**Goal**: List all lines of the data containing the word "text".

· · · ·

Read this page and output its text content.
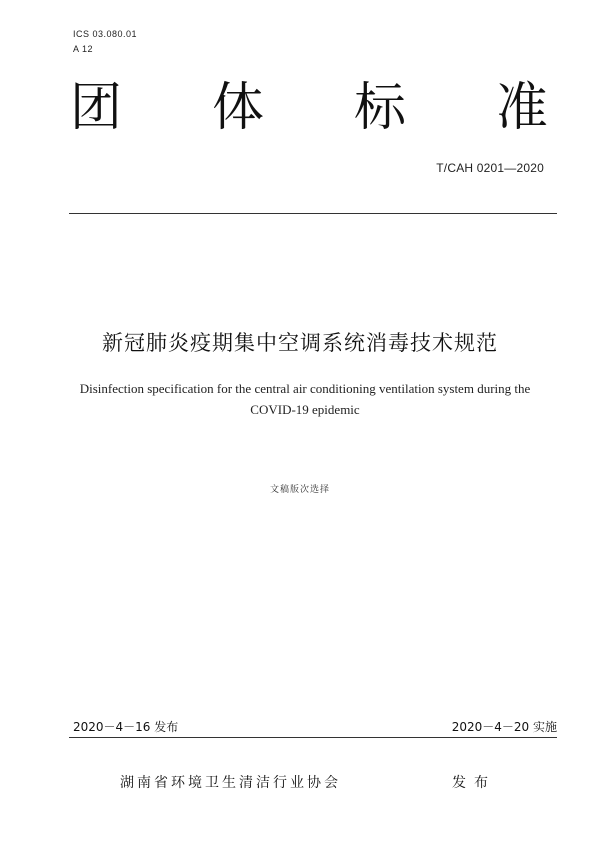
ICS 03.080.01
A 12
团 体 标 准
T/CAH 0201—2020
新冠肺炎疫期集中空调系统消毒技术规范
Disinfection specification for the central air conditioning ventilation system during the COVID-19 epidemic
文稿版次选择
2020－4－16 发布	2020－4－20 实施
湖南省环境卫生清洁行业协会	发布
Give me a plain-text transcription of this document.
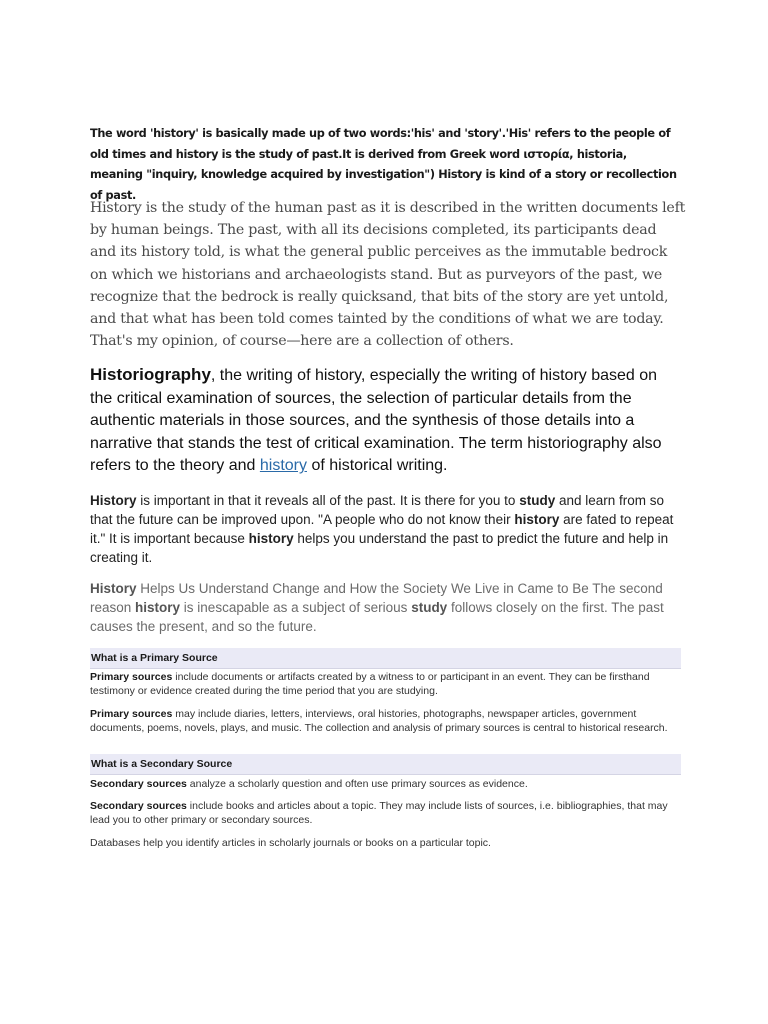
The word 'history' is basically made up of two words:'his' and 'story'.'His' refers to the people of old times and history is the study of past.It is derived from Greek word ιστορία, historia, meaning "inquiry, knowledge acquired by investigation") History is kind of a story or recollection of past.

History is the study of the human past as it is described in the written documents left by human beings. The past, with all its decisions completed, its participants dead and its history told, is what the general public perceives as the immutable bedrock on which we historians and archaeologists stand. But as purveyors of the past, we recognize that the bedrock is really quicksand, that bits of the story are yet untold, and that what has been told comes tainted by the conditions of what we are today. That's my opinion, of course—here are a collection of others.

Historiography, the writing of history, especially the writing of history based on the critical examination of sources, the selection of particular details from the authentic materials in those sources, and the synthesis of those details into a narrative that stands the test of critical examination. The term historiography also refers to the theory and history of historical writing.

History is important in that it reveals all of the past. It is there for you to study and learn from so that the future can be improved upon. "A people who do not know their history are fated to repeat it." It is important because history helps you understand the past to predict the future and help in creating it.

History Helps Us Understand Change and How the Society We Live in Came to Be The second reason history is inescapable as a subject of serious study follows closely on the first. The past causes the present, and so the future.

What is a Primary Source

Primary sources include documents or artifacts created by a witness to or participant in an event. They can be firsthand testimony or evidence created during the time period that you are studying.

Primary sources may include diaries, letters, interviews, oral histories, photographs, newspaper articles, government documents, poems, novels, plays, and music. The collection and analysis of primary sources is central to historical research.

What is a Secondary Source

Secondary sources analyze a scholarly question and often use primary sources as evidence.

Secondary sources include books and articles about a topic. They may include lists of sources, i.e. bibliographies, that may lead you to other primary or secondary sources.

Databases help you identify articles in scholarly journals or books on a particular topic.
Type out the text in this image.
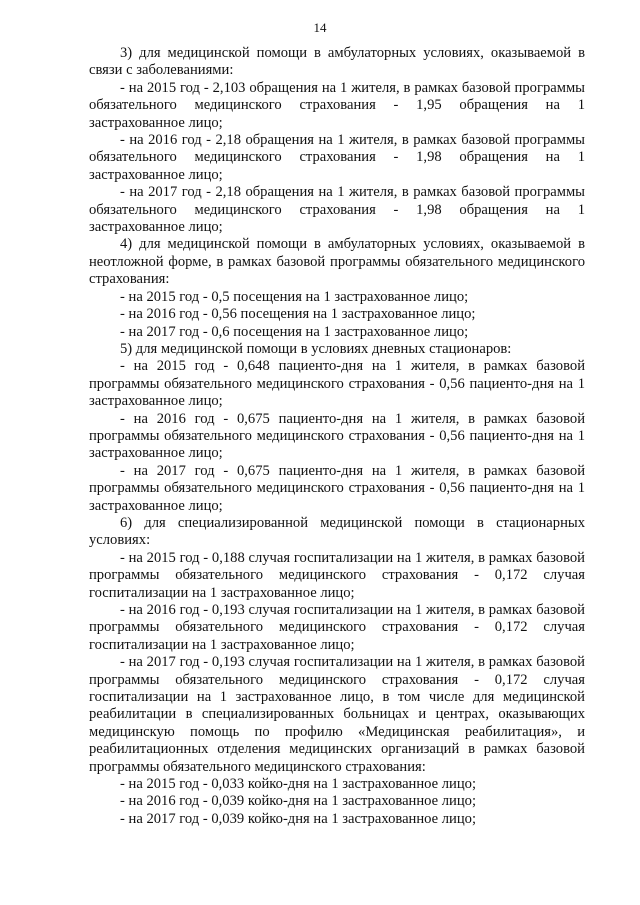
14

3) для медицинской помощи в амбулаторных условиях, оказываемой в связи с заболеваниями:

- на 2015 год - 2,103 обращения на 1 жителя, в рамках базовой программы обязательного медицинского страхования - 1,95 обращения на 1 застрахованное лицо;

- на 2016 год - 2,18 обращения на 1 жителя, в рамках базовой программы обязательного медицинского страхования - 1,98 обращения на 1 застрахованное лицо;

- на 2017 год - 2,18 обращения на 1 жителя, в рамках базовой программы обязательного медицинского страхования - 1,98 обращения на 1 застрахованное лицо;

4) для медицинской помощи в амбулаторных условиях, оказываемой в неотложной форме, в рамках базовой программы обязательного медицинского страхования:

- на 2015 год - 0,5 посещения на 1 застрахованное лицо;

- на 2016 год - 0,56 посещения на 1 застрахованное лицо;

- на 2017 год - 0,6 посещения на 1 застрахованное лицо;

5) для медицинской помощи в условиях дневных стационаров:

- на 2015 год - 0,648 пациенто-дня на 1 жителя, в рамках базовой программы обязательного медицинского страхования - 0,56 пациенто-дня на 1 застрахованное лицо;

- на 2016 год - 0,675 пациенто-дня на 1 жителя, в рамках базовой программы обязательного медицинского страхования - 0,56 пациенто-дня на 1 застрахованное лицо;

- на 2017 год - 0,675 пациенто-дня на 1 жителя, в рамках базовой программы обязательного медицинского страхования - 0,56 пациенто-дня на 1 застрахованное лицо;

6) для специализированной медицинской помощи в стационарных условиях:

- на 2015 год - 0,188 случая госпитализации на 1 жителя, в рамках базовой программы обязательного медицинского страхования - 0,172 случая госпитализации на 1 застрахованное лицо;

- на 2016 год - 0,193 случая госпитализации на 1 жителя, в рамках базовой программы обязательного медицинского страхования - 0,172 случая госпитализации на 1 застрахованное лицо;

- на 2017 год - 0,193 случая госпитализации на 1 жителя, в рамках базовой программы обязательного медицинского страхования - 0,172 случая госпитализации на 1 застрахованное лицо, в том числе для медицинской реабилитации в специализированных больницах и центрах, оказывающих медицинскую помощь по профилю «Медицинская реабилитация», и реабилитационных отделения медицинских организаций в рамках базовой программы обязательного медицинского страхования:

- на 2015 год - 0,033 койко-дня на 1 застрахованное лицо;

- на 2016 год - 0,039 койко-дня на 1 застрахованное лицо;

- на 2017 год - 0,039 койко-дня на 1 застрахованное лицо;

· · · ·

**The reply**:
Read this page and output its text content.
Give me a plain-text transcription of this document.
Type out the text in this image.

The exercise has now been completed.